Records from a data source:
▽

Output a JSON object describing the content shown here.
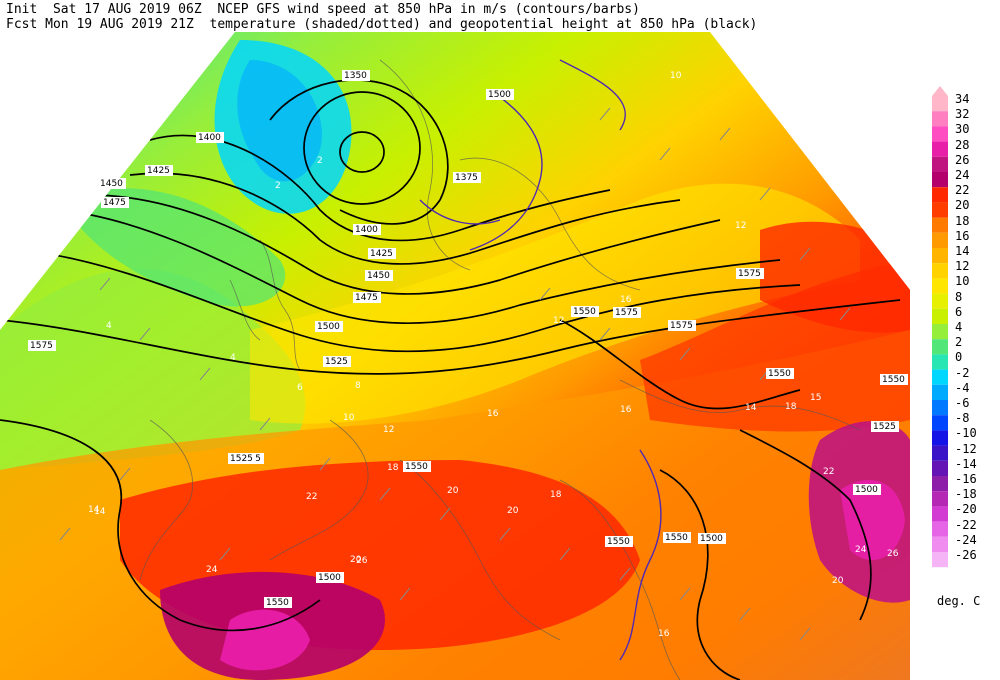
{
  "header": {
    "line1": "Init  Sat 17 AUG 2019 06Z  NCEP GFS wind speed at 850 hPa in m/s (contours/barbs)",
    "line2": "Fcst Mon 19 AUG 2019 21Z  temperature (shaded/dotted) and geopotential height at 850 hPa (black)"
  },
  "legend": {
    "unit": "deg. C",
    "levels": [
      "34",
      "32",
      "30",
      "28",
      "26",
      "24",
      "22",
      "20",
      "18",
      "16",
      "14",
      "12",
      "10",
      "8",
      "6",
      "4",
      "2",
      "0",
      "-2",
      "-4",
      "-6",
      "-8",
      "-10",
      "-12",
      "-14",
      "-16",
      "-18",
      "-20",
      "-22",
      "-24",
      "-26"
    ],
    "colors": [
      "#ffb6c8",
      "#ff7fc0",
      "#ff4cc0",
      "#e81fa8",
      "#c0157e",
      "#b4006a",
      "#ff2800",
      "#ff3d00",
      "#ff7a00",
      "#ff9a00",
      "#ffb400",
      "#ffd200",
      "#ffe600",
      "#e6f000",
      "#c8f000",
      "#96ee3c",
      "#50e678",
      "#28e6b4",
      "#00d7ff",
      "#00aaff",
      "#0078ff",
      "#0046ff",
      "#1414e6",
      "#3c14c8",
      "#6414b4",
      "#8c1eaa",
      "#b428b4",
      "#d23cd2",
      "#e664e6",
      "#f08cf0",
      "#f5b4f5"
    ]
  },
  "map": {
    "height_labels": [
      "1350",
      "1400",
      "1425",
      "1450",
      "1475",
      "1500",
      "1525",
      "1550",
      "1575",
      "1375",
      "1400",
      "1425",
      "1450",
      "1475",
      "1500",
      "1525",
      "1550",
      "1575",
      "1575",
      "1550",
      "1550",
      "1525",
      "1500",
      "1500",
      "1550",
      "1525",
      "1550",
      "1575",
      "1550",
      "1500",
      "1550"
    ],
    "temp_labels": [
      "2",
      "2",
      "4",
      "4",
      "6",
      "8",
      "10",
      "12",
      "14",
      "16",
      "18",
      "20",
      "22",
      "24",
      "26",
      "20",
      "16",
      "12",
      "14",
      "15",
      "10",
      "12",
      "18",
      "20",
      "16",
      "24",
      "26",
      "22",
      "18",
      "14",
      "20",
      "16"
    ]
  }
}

△

--- SHORT PROBLEM ---
Write the records above out again exactly, with no pictures in your copy.

--- RESPONSE TO THE TASK ---
Output a JSON object describing the content shown here.
{
  "header": {
    "line1": "Init  Sat 17 AUG 2019 06Z  NCEP GFS wind speed at 850 hPa in m/s (contours/barbs)",
    "line2": "Fcst Mon 19 AUG 2019 21Z  temperature (shaded/dotted) and geopotential height at 850 hPa (black)"
  },
  "legend": {
    "unit": "deg. C",
    "levels": [
      "34",
      "32",
      "30",
      "28",
      "26",
      "24",
      "22",
      "20",
      "18",
      "16",
      "14",
      "12",
      "10",
      "8",
      "6",
      "4",
      "2",
      "0",
      "-2",
      "-4",
      "-6",
      "-8",
      "-10",
      "-12",
      "-14",
      "-16",
      "-18",
      "-20",
      "-22",
      "-24",
      "-26"
    ],
    "colors": [
      "#ffb6c8",
      "#ff7fc0",
      "#ff4cc0",
      "#e81fa8",
      "#c0157e",
      "#b4006a",
      "#ff2800",
      "#ff3d00",
      "#ff7a00",
      "#ff9a00",
      "#ffb400",
      "#ffd200",
      "#ffe600",
      "#e6f000",
      "#c8f000",
      "#96ee3c",
      "#50e678",
      "#28e6b4",
      "#00d7ff",
      "#00aaff",
      "#0078ff",
      "#0046ff",
      "#1414e6",
      "#3c14c8",
      "#6414b4",
      "#8c1eaa",
      "#b428b4",
      "#d23cd2",
      "#e664e6",
      "#f08cf0",
      "#f5b4f5"
    ]
  },
  "map": {
    "height_labels": [
      "1350",
      "1400",
      "1425",
      "1450",
      "1475",
      "1500",
      "1525",
      "1550",
      "1575",
      "1375",
      "1400",
      "1425",
      "1450",
      "1475",
      "1500",
      "1525",
      "1550",
      "1575",
      "1575",
      "1550",
      "1550",
      "1525",
      "1500",
      "1500",
      "1550",
      "1525",
      "1550",
      "1575",
      "1550",
      "1500",
      "1550"
    ],
    "temp_labels": [
      "2",
      "2",
      "4",
      "4",
      "6",
      "8",
      "10",
      "12",
      "14",
      "16",
      "18",
      "20",
      "22",
      "24",
      "26",
      "20",
      "16",
      "12",
      "14",
      "15",
      "10",
      "12",
      "18",
      "20",
      "16",
      "24",
      "26",
      "22",
      "18",
      "14",
      "20",
      "16"
    ]
  }
}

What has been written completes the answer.